TASK TO CARRY OUT:
Looking through the listing, how many of its lines hold the word "Registre"? Answer with only the number.
— START RAW DATA —
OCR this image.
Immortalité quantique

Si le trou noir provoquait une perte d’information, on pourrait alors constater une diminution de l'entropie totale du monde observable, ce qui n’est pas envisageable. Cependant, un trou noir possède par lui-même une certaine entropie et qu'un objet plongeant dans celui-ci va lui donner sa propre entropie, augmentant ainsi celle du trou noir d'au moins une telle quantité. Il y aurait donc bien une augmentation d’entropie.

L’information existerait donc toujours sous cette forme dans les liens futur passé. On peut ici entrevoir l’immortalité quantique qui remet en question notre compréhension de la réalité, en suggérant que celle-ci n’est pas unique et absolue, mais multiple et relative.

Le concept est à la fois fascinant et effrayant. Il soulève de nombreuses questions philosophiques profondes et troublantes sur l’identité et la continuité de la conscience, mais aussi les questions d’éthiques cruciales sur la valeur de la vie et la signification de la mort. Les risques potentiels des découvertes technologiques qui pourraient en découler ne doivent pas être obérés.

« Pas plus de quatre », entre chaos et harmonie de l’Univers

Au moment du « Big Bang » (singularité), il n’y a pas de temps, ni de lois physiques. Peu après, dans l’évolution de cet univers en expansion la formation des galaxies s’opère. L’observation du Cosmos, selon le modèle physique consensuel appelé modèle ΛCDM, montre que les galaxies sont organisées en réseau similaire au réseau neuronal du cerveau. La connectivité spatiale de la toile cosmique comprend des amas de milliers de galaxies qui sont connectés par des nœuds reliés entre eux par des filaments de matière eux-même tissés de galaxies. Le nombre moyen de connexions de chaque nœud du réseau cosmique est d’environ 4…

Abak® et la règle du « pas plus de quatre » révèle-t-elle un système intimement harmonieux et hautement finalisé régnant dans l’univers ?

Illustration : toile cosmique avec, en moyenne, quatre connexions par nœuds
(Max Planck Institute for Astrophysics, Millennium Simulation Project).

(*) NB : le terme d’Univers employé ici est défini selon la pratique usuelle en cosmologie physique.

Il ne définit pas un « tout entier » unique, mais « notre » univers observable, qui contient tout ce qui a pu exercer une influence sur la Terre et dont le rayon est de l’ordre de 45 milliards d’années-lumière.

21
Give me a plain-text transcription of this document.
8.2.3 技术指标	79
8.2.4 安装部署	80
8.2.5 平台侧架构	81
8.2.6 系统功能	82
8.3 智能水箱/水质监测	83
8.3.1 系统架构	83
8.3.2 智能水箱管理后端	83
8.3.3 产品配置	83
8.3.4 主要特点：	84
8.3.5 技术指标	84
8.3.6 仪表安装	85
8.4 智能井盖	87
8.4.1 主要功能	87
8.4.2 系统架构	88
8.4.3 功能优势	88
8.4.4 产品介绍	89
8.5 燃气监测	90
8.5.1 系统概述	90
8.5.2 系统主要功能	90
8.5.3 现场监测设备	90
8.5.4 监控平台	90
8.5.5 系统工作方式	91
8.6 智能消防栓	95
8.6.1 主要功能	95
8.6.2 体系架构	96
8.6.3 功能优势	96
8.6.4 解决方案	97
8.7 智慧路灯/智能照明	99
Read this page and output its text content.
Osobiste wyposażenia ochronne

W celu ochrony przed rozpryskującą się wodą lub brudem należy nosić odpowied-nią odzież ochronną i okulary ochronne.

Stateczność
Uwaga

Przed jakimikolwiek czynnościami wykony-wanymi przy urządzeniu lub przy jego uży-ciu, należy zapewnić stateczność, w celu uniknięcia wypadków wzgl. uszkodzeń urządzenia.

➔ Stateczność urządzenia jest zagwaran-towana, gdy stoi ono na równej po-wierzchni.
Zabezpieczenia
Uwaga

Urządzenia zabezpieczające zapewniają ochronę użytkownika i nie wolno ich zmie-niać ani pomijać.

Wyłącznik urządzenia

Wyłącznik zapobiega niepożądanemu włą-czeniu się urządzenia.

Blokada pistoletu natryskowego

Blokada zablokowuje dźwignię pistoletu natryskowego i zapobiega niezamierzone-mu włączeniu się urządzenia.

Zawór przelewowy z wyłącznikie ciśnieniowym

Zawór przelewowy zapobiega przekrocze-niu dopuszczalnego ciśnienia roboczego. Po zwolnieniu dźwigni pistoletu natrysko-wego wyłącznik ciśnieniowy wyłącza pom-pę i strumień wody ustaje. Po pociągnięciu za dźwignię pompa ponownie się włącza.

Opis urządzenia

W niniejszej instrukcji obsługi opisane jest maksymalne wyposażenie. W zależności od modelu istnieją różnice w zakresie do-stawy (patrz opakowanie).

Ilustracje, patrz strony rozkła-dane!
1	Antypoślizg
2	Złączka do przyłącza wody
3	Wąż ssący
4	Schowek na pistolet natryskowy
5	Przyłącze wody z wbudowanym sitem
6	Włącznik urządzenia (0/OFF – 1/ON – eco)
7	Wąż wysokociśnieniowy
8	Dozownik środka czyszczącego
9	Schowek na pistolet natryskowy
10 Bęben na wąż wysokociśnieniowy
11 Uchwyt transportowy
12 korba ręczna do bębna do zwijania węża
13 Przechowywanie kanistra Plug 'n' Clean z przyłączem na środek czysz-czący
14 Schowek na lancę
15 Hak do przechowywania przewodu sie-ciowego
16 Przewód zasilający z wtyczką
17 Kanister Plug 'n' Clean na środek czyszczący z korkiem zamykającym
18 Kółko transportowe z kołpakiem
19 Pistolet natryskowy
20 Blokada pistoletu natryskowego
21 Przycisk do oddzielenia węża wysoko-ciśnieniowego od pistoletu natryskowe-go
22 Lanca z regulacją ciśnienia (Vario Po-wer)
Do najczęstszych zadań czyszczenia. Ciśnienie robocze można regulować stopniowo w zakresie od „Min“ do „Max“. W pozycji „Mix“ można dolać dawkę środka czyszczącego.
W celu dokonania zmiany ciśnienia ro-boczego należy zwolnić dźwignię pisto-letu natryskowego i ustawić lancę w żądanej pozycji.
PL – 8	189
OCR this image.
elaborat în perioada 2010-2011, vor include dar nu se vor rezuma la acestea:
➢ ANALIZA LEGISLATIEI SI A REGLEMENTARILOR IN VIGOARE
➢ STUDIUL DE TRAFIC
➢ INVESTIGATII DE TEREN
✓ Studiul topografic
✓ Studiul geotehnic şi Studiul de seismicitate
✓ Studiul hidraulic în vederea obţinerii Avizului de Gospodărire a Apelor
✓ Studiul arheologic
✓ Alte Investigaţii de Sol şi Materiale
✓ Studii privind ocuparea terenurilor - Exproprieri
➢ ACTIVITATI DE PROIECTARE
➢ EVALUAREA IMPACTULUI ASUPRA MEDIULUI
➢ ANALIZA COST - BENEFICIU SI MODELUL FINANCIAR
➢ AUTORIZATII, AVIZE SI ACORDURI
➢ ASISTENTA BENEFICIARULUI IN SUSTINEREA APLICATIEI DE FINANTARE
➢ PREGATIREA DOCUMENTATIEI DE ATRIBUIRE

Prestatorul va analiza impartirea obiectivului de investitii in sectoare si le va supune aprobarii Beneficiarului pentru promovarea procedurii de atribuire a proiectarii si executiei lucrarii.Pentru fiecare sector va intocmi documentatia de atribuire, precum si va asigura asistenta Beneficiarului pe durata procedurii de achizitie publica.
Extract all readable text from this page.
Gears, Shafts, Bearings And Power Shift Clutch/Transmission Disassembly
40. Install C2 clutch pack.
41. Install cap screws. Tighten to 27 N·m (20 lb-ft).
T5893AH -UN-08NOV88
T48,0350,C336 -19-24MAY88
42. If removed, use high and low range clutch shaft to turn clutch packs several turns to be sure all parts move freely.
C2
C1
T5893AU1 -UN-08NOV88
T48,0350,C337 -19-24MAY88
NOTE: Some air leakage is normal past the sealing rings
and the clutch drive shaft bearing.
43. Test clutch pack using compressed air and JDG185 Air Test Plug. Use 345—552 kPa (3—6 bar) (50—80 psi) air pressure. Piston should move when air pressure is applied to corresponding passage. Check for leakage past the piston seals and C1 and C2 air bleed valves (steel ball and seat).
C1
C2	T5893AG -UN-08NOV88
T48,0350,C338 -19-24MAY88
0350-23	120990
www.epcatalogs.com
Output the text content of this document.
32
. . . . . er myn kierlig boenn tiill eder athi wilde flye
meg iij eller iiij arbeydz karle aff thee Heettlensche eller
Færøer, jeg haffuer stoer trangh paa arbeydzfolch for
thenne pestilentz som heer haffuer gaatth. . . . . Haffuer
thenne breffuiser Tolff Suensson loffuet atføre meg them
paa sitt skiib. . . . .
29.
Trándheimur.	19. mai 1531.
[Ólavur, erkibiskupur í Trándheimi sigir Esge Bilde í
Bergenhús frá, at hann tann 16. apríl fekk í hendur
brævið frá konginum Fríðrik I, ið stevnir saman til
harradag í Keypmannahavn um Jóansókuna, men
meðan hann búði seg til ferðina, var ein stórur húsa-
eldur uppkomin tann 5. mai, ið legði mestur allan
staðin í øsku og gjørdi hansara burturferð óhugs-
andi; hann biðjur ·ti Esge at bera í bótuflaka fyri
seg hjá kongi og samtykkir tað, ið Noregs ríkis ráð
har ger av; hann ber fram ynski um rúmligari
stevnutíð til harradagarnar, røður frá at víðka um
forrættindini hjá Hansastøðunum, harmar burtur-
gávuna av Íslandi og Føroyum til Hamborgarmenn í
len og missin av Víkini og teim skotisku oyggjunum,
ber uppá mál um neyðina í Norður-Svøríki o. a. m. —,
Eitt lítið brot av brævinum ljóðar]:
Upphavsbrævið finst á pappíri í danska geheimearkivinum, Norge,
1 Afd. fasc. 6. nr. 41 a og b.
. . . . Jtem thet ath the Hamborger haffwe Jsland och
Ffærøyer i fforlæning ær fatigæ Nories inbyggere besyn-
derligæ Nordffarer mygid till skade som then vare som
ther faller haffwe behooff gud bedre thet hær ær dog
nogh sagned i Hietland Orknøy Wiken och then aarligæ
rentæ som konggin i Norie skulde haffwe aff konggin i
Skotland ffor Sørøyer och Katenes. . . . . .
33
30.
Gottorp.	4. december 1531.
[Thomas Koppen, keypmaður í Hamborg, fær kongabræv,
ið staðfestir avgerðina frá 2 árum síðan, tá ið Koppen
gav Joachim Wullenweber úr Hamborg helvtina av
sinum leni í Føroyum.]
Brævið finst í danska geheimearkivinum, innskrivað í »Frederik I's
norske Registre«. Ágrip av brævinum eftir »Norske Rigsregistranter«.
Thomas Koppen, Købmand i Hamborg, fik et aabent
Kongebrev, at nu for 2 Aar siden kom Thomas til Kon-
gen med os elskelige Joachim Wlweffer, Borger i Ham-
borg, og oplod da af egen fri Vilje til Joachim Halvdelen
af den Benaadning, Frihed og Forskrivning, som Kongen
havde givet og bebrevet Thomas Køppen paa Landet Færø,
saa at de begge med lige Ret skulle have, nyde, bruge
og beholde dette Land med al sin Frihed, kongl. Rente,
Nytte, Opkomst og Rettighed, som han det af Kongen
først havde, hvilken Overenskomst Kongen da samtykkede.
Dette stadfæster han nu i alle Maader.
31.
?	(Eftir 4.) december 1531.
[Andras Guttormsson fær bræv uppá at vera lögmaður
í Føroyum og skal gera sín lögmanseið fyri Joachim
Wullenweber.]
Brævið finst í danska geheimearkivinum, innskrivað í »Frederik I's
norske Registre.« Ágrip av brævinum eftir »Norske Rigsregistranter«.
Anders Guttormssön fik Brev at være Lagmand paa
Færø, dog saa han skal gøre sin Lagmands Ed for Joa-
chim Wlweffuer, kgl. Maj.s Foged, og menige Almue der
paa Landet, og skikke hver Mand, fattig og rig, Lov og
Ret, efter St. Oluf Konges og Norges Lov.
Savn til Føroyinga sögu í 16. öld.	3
— END RAW DATA —
PROBLEM SOLUTION:
2